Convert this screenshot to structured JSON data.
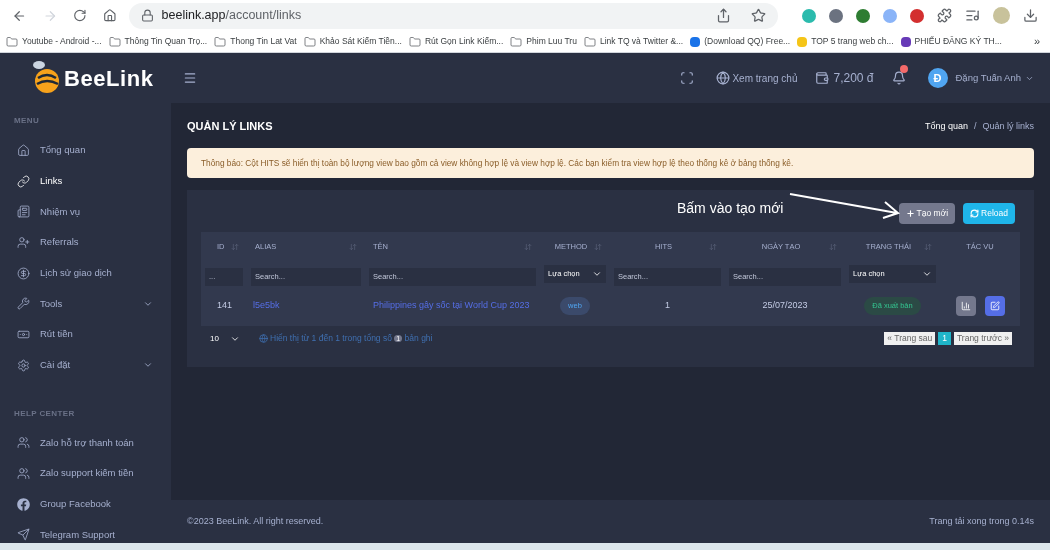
{
  "browser": {
    "url_host": "beelink.app",
    "url_path": "/account/links",
    "bookmarks": [
      {
        "kind": "folder",
        "label": "Youtube - Android -..."
      },
      {
        "kind": "folder",
        "label": "Thông Tin Quan Trọ..."
      },
      {
        "kind": "folder",
        "label": "Thong Tin Lat Vat"
      },
      {
        "kind": "folder",
        "label": "Khảo Sát Kiếm Tiền..."
      },
      {
        "kind": "folder",
        "label": "Rút Gọn Link Kiếm..."
      },
      {
        "kind": "folder",
        "label": "Phim Luu Tru"
      },
      {
        "kind": "folder",
        "label": "Link TQ và Twitter &..."
      },
      {
        "kind": "site",
        "label": "(Download QQ) Free..."
      },
      {
        "kind": "site",
        "label": "TOP 5 trang web ch..."
      },
      {
        "kind": "site",
        "label": "PHIẾU ĐĂNG KÝ TH..."
      }
    ],
    "overflow": "»"
  },
  "sidebar": {
    "logo": "BeeLink",
    "sections": [
      {
        "title": "MENU",
        "items": [
          {
            "label": "Tổng quan",
            "selected": false,
            "expandable": false
          },
          {
            "label": "Links",
            "selected": true,
            "expandable": false
          },
          {
            "label": "Nhiệm vụ",
            "selected": false,
            "expandable": false
          },
          {
            "label": "Referrals",
            "selected": false,
            "expandable": false
          },
          {
            "label": "Lịch sử giao dịch",
            "selected": false,
            "expandable": false
          },
          {
            "label": "Tools",
            "selected": false,
            "expandable": true
          },
          {
            "label": "Rút tiền",
            "selected": false,
            "expandable": false
          },
          {
            "label": "Cài đặt",
            "selected": false,
            "expandable": true
          }
        ]
      },
      {
        "title": "HELP CENTER",
        "items": [
          {
            "label": "Zalo hỗ trợ thanh toán",
            "selected": false,
            "expandable": false
          },
          {
            "label": "Zalo support kiếm tiền",
            "selected": false,
            "expandable": false
          },
          {
            "label": "Group Facebook",
            "selected": false,
            "expandable": false
          },
          {
            "label": "Telegram Support",
            "selected": false,
            "expandable": false
          }
        ]
      }
    ]
  },
  "header": {
    "home_link": "Xem trang chủ",
    "balance": "7,200 đ",
    "unread": true,
    "avatar_letter": "Đ",
    "user_name": "Đặng Tuấn Anh"
  },
  "page": {
    "title": "QUẢN LÝ LINKS",
    "breadcrumb": [
      {
        "label": "Tổng quan",
        "selected": false
      },
      {
        "label": "Quản lý links",
        "selected": true
      }
    ],
    "breadcrumb_separator": "/",
    "notice": "Thông báo: Cột HITS sẽ hiển thị toàn bộ lượng view bao gồm cả view không hợp lệ và view hợp lệ. Các bạn kiểm tra view hợp lệ theo thống kê ở bảng thống kê.",
    "annotation": "Bấm vào tạo mới",
    "buttons": [
      {
        "kind": "create",
        "label": "Tạo mới"
      },
      {
        "kind": "reload",
        "label": "Reload"
      }
    ]
  },
  "table": {
    "columns": [
      {
        "label": "ID",
        "sortable": true
      },
      {
        "label": "ALIAS",
        "sortable": true
      },
      {
        "label": "TÊN",
        "sortable": true
      },
      {
        "label": "METHOD",
        "sortable": true
      },
      {
        "label": "HITS",
        "sortable": true
      },
      {
        "label": "NGÀY TẠO",
        "sortable": true
      },
      {
        "label": "TRẠNG THÁI",
        "sortable": true
      },
      {
        "label": "TÁC VỤ",
        "sortable": false
      }
    ],
    "filters": [
      {
        "kind": "input",
        "placeholder": "..."
      },
      {
        "kind": "input",
        "placeholder": "Search..."
      },
      {
        "kind": "input",
        "placeholder": "Search..."
      },
      {
        "kind": "select",
        "value": "Lựa chọn"
      },
      {
        "kind": "input",
        "placeholder": "Search..."
      },
      {
        "kind": "input",
        "placeholder": "Search..."
      },
      {
        "kind": "select",
        "value": "Lựa chọn"
      }
    ],
    "rows": [
      {
        "id": "141",
        "alias": "l5e5bk",
        "name": "Philippines gây sốc tại World Cup 2023",
        "method": "web",
        "hits": "1",
        "date": "25/07/2023",
        "status": "Đã xuất bản",
        "actions": [
          {
            "kind": "stats"
          },
          {
            "kind": "edit"
          }
        ]
      }
    ],
    "page_size": "10",
    "info_before": "Hiển thị từ 1 đến 1 trong tổng số",
    "info_count": "1",
    "info_after": "bản ghi",
    "pagination": [
      {
        "label": "« Trang sau",
        "selected": false
      },
      {
        "label": "1",
        "selected": true
      },
      {
        "label": "Trang trước »",
        "selected": false
      }
    ]
  },
  "footer": {
    "copyright": "©2023 BeeLink. All right reserved.",
    "load_time": "Trang tải xong trong 0.14s"
  }
}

---------------

● EXERCISE REQUIREMENTS
Look for "title" and pull out every line that has it.

● EXERCISE ANSWER
        "title": "MENU",
        "title": "HELP CENTER",
    "title": "QUẢN LÝ LINKS",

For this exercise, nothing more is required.